Trecho selecionado
Como já relatado, trata-se de apelação cível interposta por AMEC - Associação Mato-grossense de Ensino e Cultura, contra sentença proferida pelo Juízo da 3ª Vara Especializada da Fazenda Pública, que nos autos da Ação Declaratória n. 530/2006, julgou-a improcedente, sob o fundamento de que a imunidade constitucional outorgada às entidades de assistência social, sem fins lucrativos, não afasta a incidência do ICMS.
Depreende-se dos autos que o cerne da demanda cinge-se ao fato de que a Constituição Federal de 1988, em seu artigo 150, inciso VI, alínea 'c', estabelece que é defeso ao Poder Público instituir tributo sobre o patrimônio, renda ou serviços, das instituições de assistência social e educacional, sem fins lucrativos. Logo, na seção das limitações constitucionais ao poder de tributar, a Carta Magna confere uma imunidade tributária com a finalidade de estimular e resguardar a iniciativa assistencial e educacional no País.
Dessa maneira, a norma constitucional mencionada, prevê que aos entes tributantes é defeso instituir impostos sobre, dentre outras hipóteses, o patrimônio, renda ou serviços das instituições de educação e assistência social sem fins lucrativos, como é o caso da recorrente.
Amparada nesse fundamento, a apelante interpôs a ação declaratória 530/2006, bem como a presente apelação cível, com o intuito de obter, via determinação judicial, a exclusão dos valores apurados a título de ICMS das contas de energia elétrica e telefones, tendo em vista a mencionada imunidade constitucional.

O que fazer
Escreva a continuação do trecho sobre a apelação da AMEC contra a cobrança de ICMS, começando logo após a última frase apresentada.

Linhas fornecidas
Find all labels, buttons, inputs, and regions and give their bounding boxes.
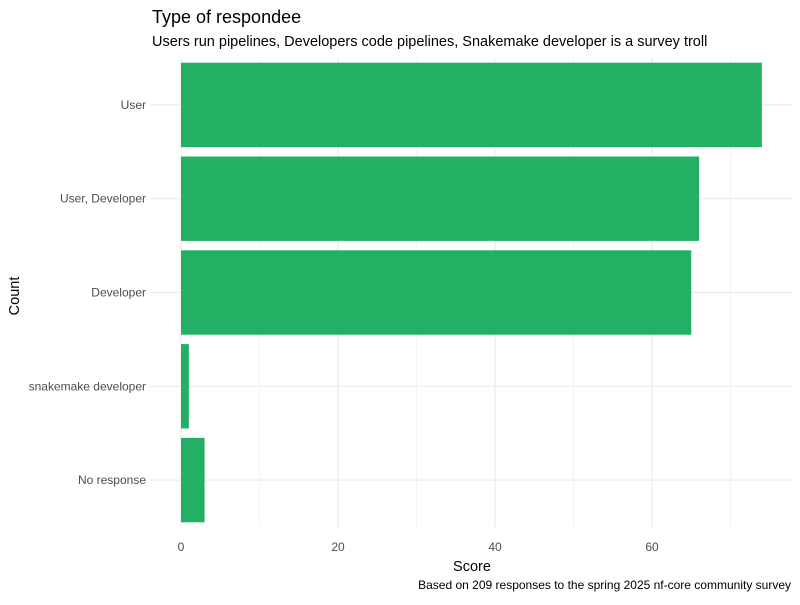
bar-user xyxy=(181,62,762,148)
bar-developer xyxy=(181,250,692,335)
chart-caption: Based on 209 responses to the spring 202… xyxy=(418,578,791,592)
bars xyxy=(181,62,762,523)
y-axis-title: Count xyxy=(7,277,23,316)
x-tick-labels: 0 20 40 60 xyxy=(178,540,659,554)
chart-title: Type of respondee xyxy=(152,7,301,27)
chart-subtitle: Users run pipelines, Developers code pip… xyxy=(152,34,707,50)
bar-no-response xyxy=(181,437,205,523)
x-tick-label: 40 xyxy=(488,540,502,554)
x-tick-label: 60 xyxy=(645,540,659,554)
y-tick-label: User xyxy=(121,98,146,112)
y-tick-labels: User User, Developer Developer snakemake de… xyxy=(29,98,147,487)
x-tick-label: 0 xyxy=(178,540,185,554)
x-axis-title: Score xyxy=(453,559,491,575)
bar-snakemake-developer xyxy=(181,344,189,429)
bar-user-developer xyxy=(181,156,700,241)
y-tick-label: snakemake developer xyxy=(29,379,146,393)
y-tick-label: No response xyxy=(78,473,146,487)
y-tick-label: User, Developer xyxy=(60,192,146,206)
y-tick-label: Developer xyxy=(91,286,146,300)
x-tick-label: 20 xyxy=(331,540,345,554)
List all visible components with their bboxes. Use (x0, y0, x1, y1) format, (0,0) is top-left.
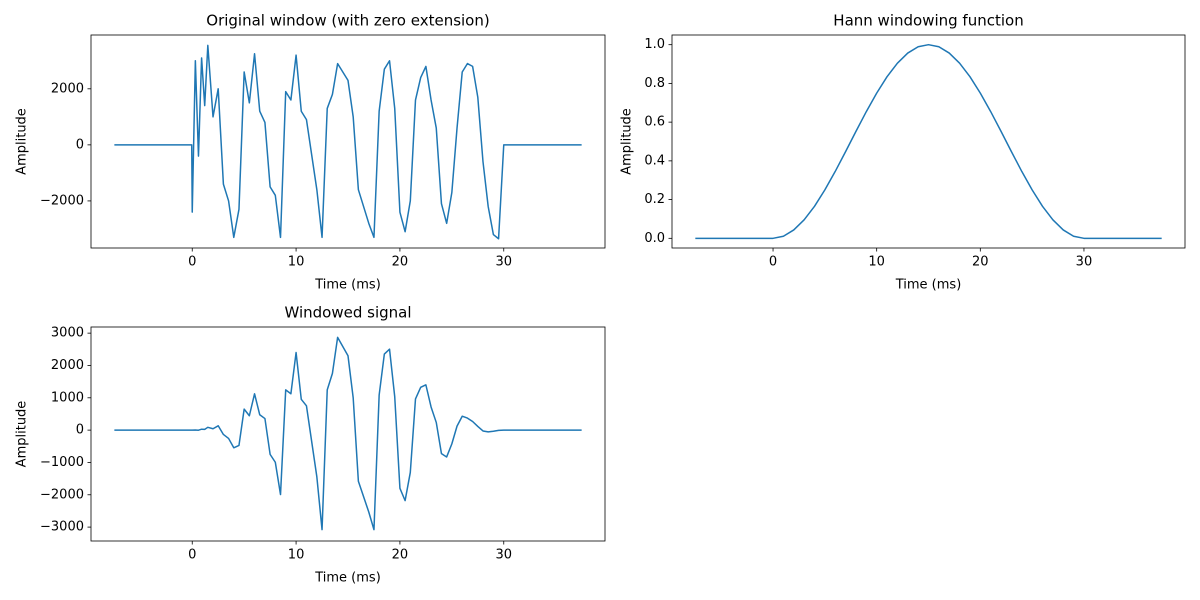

Resultado da tarefa
Pois bem, quando a recorrente paga o valor de sua conta de energia elétrica, telefone, entre outras, ela está pagando o valor efetivo do serviço utilizado, e não o ICMS atrelado a mencionada fatura, estabelecendo-se assim, uma relação jurídica diversa da indicada pela apelante, ou seja, de natureza estritamente contratual e não tributária.
Destarte, seguindo a jurisprudência do Supremo Tribunal Federal, firma-se o entendimento de que o ICMS incidente sobre energia elétrica, assim como serviços de telefonia, não oneram o patrimônio, renda ou serviços da instituição consumidora. Muito embora as decisões tratem de casos em que o município invoca a imunidade recíproca contra a cobrança do referido imposto sobre energia elétrica, os mesmos fundamentos de rejeição são aplicados ao caso dos autos. Por oportuno, cita-se:
"EMENTA: AGRAVO REGIMENTAL NO AGRAVO DE INSTRUMENTO. TRIBUTÁRIO. FORNECIMENTO DE ENERGIA ELÉTRICA PARA ILUMINAÇÃO PÚBLICA. ICMS. IMUNIDADE INVOCADA PELO MUNICÍPIO. IMPOSSIBILIDADE. 2. A jurisprudência do Supremo firmou-se no sentido de que a imunidade de que trata o artigo 150, VI, a, da CB/88, somente se aplica a imposto incidente sobre serviço, patrimônio ou renda do próprio Município. 3. Esta Corte firmou entendimento no sentido de que o município não é contribuinte de direito do ICMS, descabendo confundi-lo com a figura do contribuinte de fato e a imunidade recíproca não beneficia o contribuinte de fato. Agravo regimental a que se nega provimento." (STF, 2. Turma, AI-AgR 671412/SP, rel. Ministro Eros Grau, julgado em 01/04/2008, DJU 24/4/2008).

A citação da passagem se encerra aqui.